### Goal of the exercise
From the data that follows, copy every line holding the string "Create".

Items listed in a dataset
+-------+
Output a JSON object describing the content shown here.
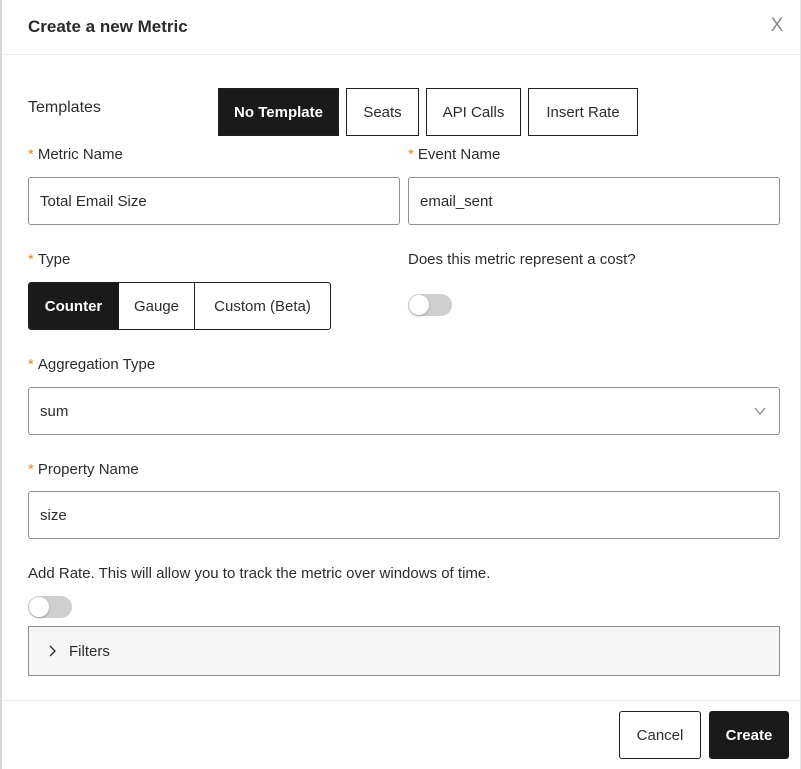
{
  "dialog": {
    "title": "Create a new Metric",
    "close_label": "X"
  },
  "templates": {
    "label": "Templates",
    "options": [
      "No Template",
      "Seats",
      "API Calls",
      "Insert Rate"
    ],
    "selected": "No Template"
  },
  "metric_name": {
    "required_mark": "*",
    "label": "Metric Name",
    "value": "Total Email Size"
  },
  "event_name": {
    "required_mark": "*",
    "label": "Event Name",
    "value": "email_sent"
  },
  "type": {
    "required_mark": "*",
    "label": "Type",
    "options": [
      "Counter",
      "Gauge",
      "Custom (Beta)"
    ],
    "selected": "Counter"
  },
  "cost": {
    "label": "Does this metric represent a cost?",
    "enabled": false
  },
  "aggregation": {
    "required_mark": "*",
    "label": "Aggregation Type",
    "value": "sum"
  },
  "property_name": {
    "required_mark": "*",
    "label": "Property Name",
    "value": "size"
  },
  "rate": {
    "label": "Add Rate. This will allow you to track the metric over windows of time.",
    "enabled": false
  },
  "filters": {
    "label": "Filters"
  },
  "footer": {
    "cancel_label": "Cancel",
    "create_label": "Create"
  },
  "colors": {
    "accent": "#1a1a1a",
    "required": "#e08a1e",
    "toggle_off": "#cfcfcf"
  }
}
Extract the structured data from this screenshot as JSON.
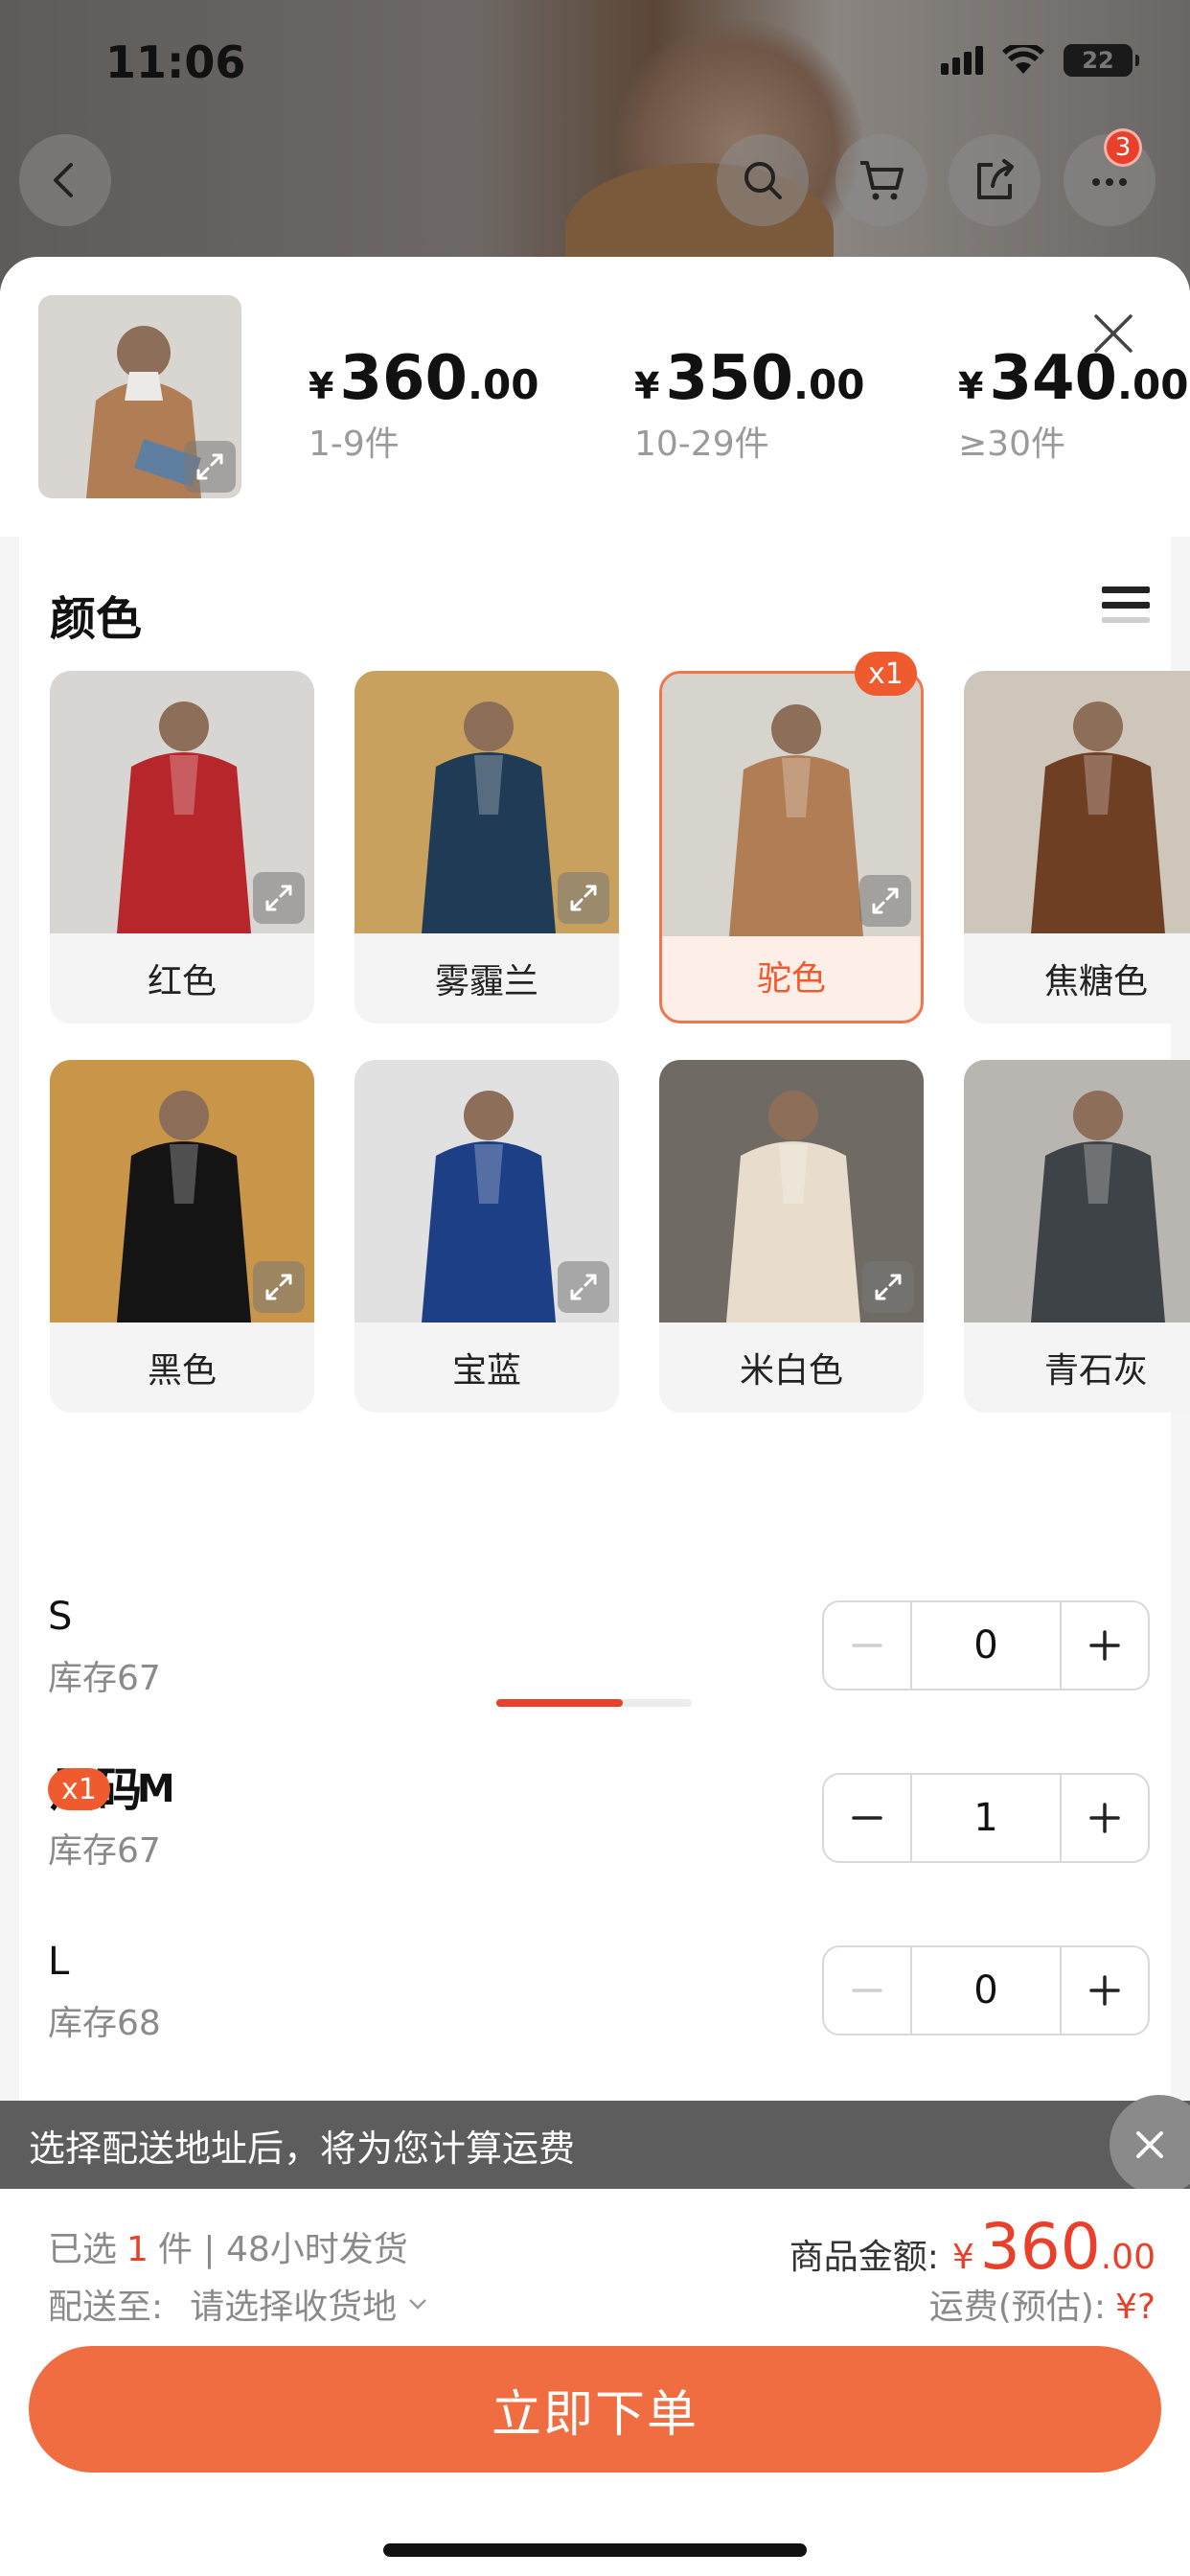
+-------+
### Correct answer
    "title": "Create a new Metric",
    "create_label": "Create"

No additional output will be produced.